Aim of the exercise – Each record below should be repeated precisely as written.
○ ○ ○ ○
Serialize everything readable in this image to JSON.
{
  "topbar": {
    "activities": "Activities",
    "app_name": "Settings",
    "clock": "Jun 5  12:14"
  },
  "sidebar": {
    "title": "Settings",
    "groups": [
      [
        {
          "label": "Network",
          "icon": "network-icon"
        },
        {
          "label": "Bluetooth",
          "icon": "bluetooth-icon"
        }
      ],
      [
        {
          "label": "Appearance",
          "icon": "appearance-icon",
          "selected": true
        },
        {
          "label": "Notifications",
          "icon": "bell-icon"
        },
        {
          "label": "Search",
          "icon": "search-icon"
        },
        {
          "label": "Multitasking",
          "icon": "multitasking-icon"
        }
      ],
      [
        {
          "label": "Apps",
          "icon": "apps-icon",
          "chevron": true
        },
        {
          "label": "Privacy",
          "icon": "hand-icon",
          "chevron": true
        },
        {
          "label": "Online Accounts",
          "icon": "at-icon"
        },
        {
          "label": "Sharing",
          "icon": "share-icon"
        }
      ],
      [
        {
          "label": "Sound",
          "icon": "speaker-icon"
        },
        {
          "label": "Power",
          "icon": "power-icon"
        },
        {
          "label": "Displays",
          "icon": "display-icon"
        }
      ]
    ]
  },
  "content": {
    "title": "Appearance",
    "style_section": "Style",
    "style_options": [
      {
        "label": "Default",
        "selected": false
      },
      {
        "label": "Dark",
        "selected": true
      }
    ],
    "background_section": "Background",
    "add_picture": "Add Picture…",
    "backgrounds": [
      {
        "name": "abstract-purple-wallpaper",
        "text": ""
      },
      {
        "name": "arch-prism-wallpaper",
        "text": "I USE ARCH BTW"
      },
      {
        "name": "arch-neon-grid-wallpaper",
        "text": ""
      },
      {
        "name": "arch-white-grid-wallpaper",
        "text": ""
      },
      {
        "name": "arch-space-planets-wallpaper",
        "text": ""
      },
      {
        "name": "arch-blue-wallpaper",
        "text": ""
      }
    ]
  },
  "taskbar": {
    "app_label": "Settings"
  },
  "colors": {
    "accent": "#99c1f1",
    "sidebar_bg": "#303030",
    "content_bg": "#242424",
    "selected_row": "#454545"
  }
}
○ ○ ○ ○
Solution below –
Serialize everything readable in this image to JSON.
{
  "topbar": {
    "activities": "Activities",
    "app_name": "Settings",
    "clock": "Jun 5  12:14"
  },
  "sidebar": {
    "title": "Settings",
    "groups": [
      [
        {
          "label": "Network",
          "icon": "network-icon"
        },
        {
          "label": "Bluetooth",
          "icon": "bluetooth-icon"
        }
      ],
      [
        {
          "label": "Appearance",
          "icon": "appearance-icon",
          "selected": true
        },
        {
          "label": "Notifications",
          "icon": "bell-icon"
        },
        {
          "label": "Search",
          "icon": "search-icon"
        },
        {
          "label": "Multitasking",
          "icon": "multitasking-icon"
        }
      ],
      [
        {
          "label": "Apps",
          "icon": "apps-icon",
          "chevron": true
        },
        {
          "label": "Privacy",
          "icon": "hand-icon",
          "chevron": true
        },
        {
          "label": "Online Accounts",
          "icon": "at-icon"
        },
        {
          "label": "Sharing",
          "icon": "share-icon"
        }
      ],
      [
        {
          "label": "Sound",
          "icon": "speaker-icon"
        },
        {
          "label": "Power",
          "icon": "power-icon"
        },
        {
          "label": "Displays",
          "icon": "display-icon"
        }
      ]
    ]
  },
  "content": {
    "title": "Appearance",
    "style_section": "Style",
    "style_options": [
      {
        "label": "Default",
        "selected": false
      },
      {
        "label": "Dark",
        "selected": true
      }
    ],
    "background_section": "Background",
    "add_picture": "Add Picture…",
    "backgrounds": [
      {
        "name": "abstract-purple-wallpaper",
        "text": ""
      },
      {
        "name": "arch-prism-wallpaper",
        "text": "I USE ARCH BTW"
      },
      {
        "name": "arch-neon-grid-wallpaper",
        "text": ""
      },
      {
        "name": "arch-white-grid-wallpaper",
        "text": ""
      },
      {
        "name": "arch-space-planets-wallpaper",
        "text": ""
      },
      {
        "name": "arch-blue-wallpaper",
        "text": ""
      }
    ]
  },
  "taskbar": {
    "app_label": "Settings"
  },
  "colors": {
    "accent": "#99c1f1",
    "sidebar_bg": "#303030",
    "content_bg": "#242424",
    "selected_row": "#454545"
  }
}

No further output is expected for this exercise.